***** SUPPLIED DATA *****

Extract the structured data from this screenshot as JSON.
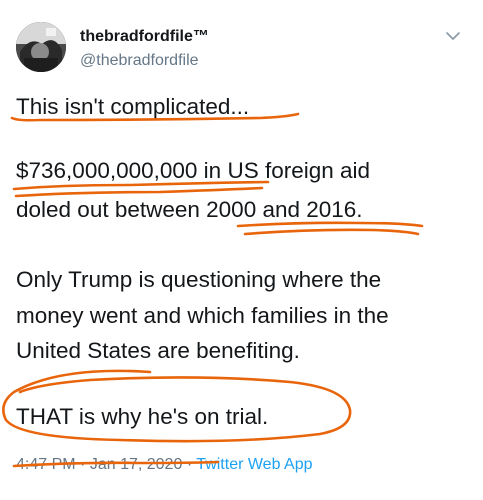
{
  "tweet": {
    "display_name": "thebradfordfile™",
    "handle": "@thebradfordfile",
    "lines": [
      "This isn't complicated...",
      "$736,000,000,000 in US foreign aid",
      "doled out between 2000 and 2016.",
      "Only Trump is questioning where the",
      "money went and which families in the",
      "United States are benefiting.",
      "THAT is why he's on trial."
    ],
    "time": "4:47 PM",
    "separator": "·",
    "date": "Jan 17, 2020",
    "source": "Twitter Web App"
  },
  "icons": {
    "menu": "chevron-down-icon"
  },
  "colors": {
    "annotation": "#e8650c",
    "text": "#14171a",
    "secondary": "#657786",
    "link": "#1da1f2"
  }
}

*****

Quote all the lines above exactly as given. Do not include the pictures.

Extract the structured data from this screenshot as JSON.
{
  "tweet": {
    "display_name": "thebradfordfile™",
    "handle": "@thebradfordfile",
    "lines": [
      "This isn't complicated...",
      "$736,000,000,000 in US foreign aid",
      "doled out between 2000 and 2016.",
      "Only Trump is questioning where the",
      "money went and which families in the",
      "United States are benefiting.",
      "THAT is why he's on trial."
    ],
    "time": "4:47 PM",
    "separator": "·",
    "date": "Jan 17, 2020",
    "source": "Twitter Web App"
  },
  "icons": {
    "menu": "chevron-down-icon"
  },
  "colors": {
    "annotation": "#e8650c",
    "text": "#14171a",
    "secondary": "#657786",
    "link": "#1da1f2"
  }
}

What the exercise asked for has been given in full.